§ Aim
Images do not belong in the copy. Retype all the entries below exactly.
....................
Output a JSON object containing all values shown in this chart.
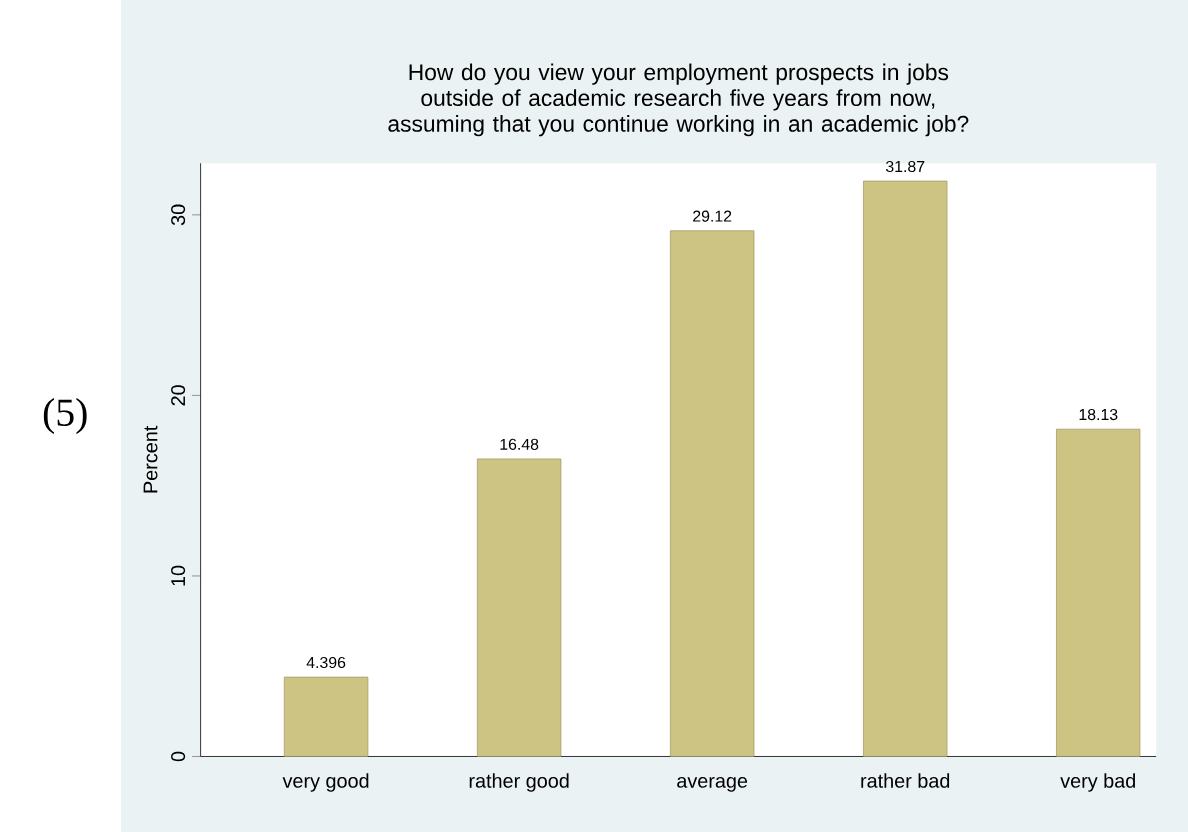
{
  "chart_data": {
    "type": "bar",
    "title": "How do you view your employment prospects in jobs outside of academic research five years from now, assuming that you continue working in an academic job?",
    "ylabel": "Percent",
    "categories": [
      "very good",
      "rather good",
      "average",
      "rather bad",
      "very bad"
    ],
    "values": [
      4.396,
      16.48,
      29.12,
      31.87,
      18.13
    ],
    "color": "#cdc383",
    "ylim": [
      0,
      32.86
    ],
    "yticks": [
      0,
      10,
      20,
      30
    ],
    "data_labels": true,
    "annotations": [
      "(5)"
    ]
  }
}
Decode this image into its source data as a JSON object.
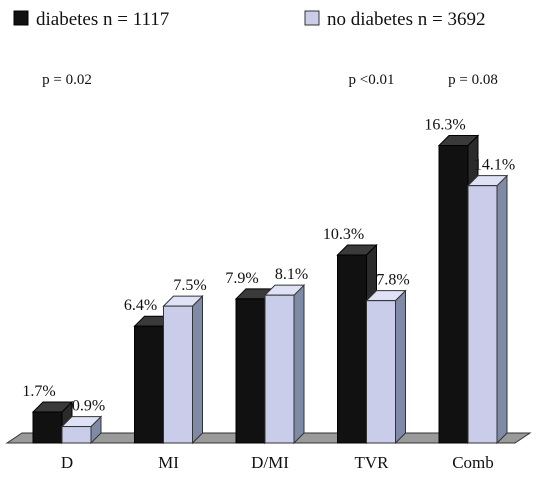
{
  "chart_data": {
    "type": "bar",
    "title": "",
    "xlabel": "",
    "ylabel": "",
    "ylim": [
      0,
      18
    ],
    "grid": false,
    "legend_position": "top",
    "categories": [
      "D",
      "MI",
      "D/MI",
      "TVR",
      "Comb"
    ],
    "series": [
      {
        "name": "diabetes n = 1117",
        "color": "#111111",
        "values": [
          1.7,
          6.4,
          7.9,
          10.3,
          16.3
        ],
        "labels": [
          "1.7%",
          "6.4%",
          "7.9%",
          "10.3%",
          "16.3%"
        ]
      },
      {
        "name": "no diabetes n = 3692",
        "color": "#c9cdea",
        "values": [
          0.9,
          7.5,
          8.1,
          7.8,
          14.1
        ],
        "labels": [
          "0.9%",
          "7.5%",
          "8.1%",
          "7.8%",
          "14.1%"
        ]
      }
    ],
    "annotations": [
      {
        "category": "D",
        "text": "p = 0.02"
      },
      {
        "category": "TVR",
        "text": "p <0.01"
      },
      {
        "category": "Comb",
        "text": "p = 0.08"
      }
    ]
  }
}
....................
§ Response to the exercise
Output a JSON object containing all values shown in this chart.
{
  "chart_data": {
    "type": "bar",
    "title": "How do you view your employment prospects in jobs outside of academic research five years from now, assuming that you continue working in an academic job?",
    "ylabel": "Percent",
    "categories": [
      "very good",
      "rather good",
      "average",
      "rather bad",
      "very bad"
    ],
    "values": [
      4.396,
      16.48,
      29.12,
      31.87,
      18.13
    ],
    "color": "#cdc383",
    "ylim": [
      0,
      32.86
    ],
    "yticks": [
      0,
      10,
      20,
      30
    ],
    "data_labels": true,
    "annotations": [
      "(5)"
    ]
  }
}
Decode this image into its source data as a JSON object.
{
  "chart_data": {
    "type": "bar",
    "title": "",
    "xlabel": "",
    "ylabel": "",
    "ylim": [
      0,
      18
    ],
    "grid": false,
    "legend_position": "top",
    "categories": [
      "D",
      "MI",
      "D/MI",
      "TVR",
      "Comb"
    ],
    "series": [
      {
        "name": "diabetes n = 1117",
        "color": "#111111",
        "values": [
          1.7,
          6.4,
          7.9,
          10.3,
          16.3
        ],
        "labels": [
          "1.7%",
          "6.4%",
          "7.9%",
          "10.3%",
          "16.3%"
        ]
      },
      {
        "name": "no diabetes n = 3692",
        "color": "#c9cdea",
        "values": [
          0.9,
          7.5,
          8.1,
          7.8,
          14.1
        ],
        "labels": [
          "0.9%",
          "7.5%",
          "8.1%",
          "7.8%",
          "14.1%"
        ]
      }
    ],
    "annotations": [
      {
        "category": "D",
        "text": "p = 0.02"
      },
      {
        "category": "TVR",
        "text": "p <0.01"
      },
      {
        "category": "Comb",
        "text": "p = 0.08"
      }
    ]
  }
}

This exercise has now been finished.